• Short task:
Leave out the pictures, then reproduce the rest of the material exactly.

• Material provided:

(begin)

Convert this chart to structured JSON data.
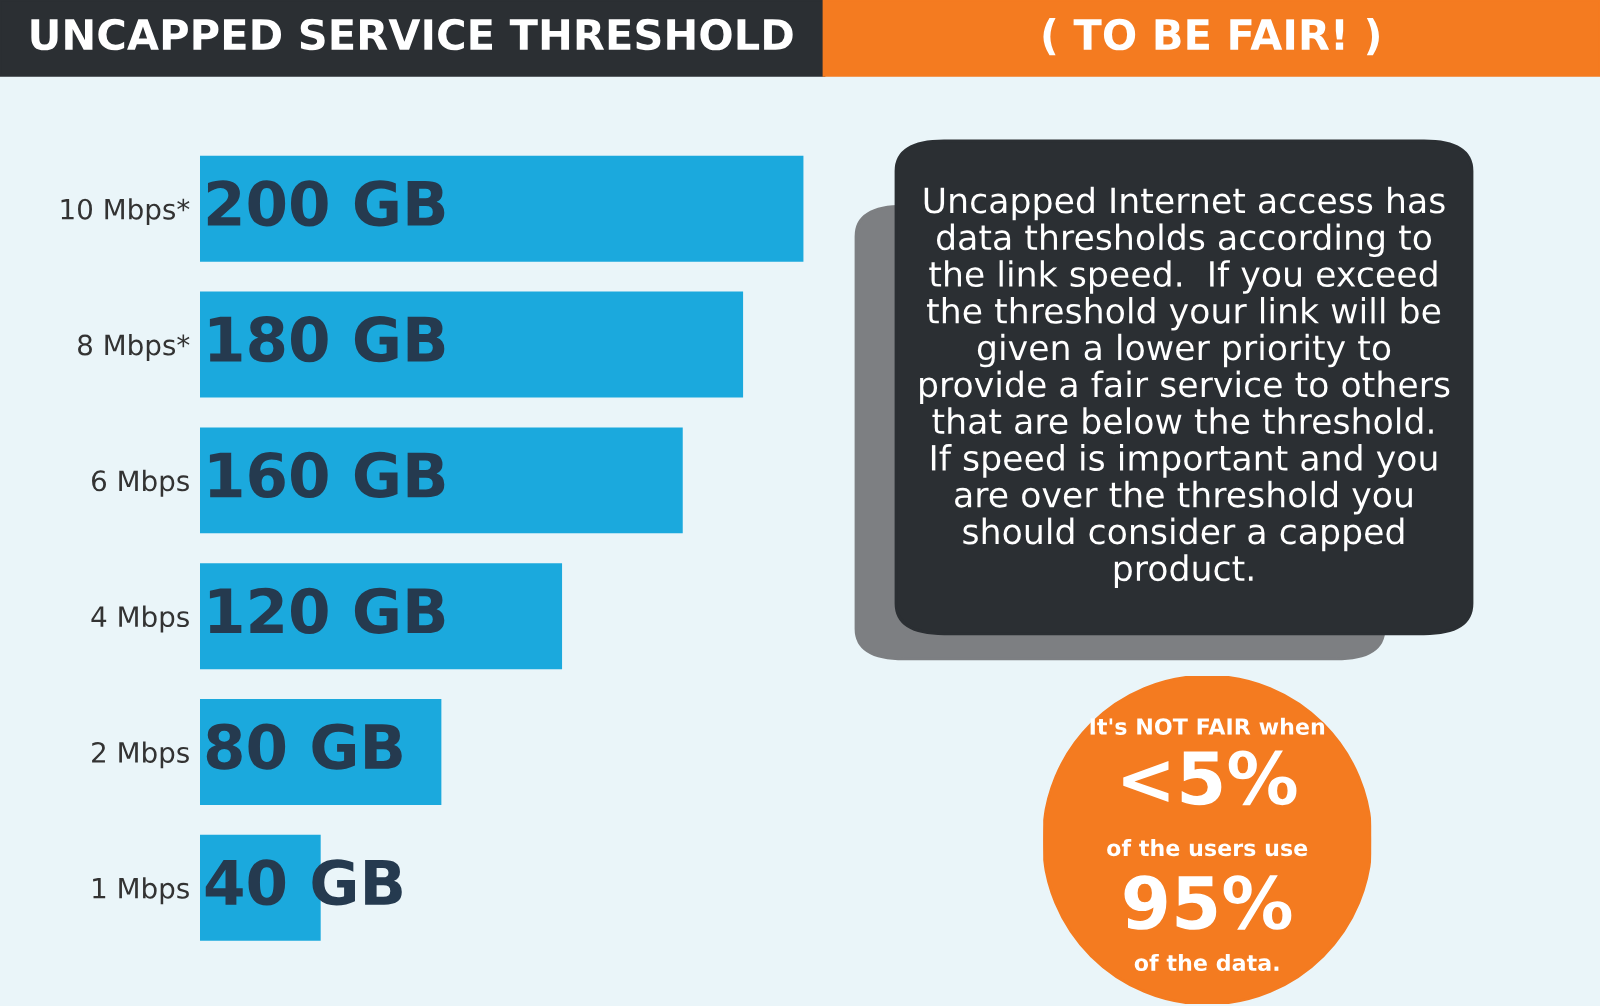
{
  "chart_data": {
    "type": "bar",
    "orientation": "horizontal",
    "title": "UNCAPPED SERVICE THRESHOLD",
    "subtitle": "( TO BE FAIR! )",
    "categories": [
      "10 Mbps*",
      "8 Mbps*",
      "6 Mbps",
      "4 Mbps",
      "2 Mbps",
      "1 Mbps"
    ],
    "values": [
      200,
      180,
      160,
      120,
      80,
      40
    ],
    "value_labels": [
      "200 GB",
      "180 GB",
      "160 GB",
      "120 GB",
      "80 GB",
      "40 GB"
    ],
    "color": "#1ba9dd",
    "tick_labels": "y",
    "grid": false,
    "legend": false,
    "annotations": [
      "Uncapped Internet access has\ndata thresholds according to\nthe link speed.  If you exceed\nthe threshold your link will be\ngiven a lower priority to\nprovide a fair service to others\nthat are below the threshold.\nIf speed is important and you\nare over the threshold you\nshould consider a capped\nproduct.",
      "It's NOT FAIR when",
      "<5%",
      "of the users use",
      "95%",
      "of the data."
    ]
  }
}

(end)

• Answer to the task:
Convert this chart to structured JSON data.
{
  "chart_data": {
    "type": "bar",
    "orientation": "horizontal",
    "title": "UNCAPPED SERVICE THRESHOLD",
    "subtitle": "( TO BE FAIR! )",
    "categories": [
      "10 Mbps*",
      "8 Mbps*",
      "6 Mbps",
      "4 Mbps",
      "2 Mbps",
      "1 Mbps"
    ],
    "values": [
      200,
      180,
      160,
      120,
      80,
      40
    ],
    "value_labels": [
      "200 GB",
      "180 GB",
      "160 GB",
      "120 GB",
      "80 GB",
      "40 GB"
    ],
    "color": "#1ba9dd",
    "tick_labels": "y",
    "grid": false,
    "legend": false,
    "annotations": [
      "Uncapped Internet access has\ndata thresholds according to\nthe link speed.  If you exceed\nthe threshold your link will be\ngiven a lower priority to\nprovide a fair service to others\nthat are below the threshold.\nIf speed is important and you\nare over the threshold you\nshould consider a capped\nproduct.",
      "It's NOT FAIR when",
      "<5%",
      "of the users use",
      "95%",
      "of the data."
    ]
  }
}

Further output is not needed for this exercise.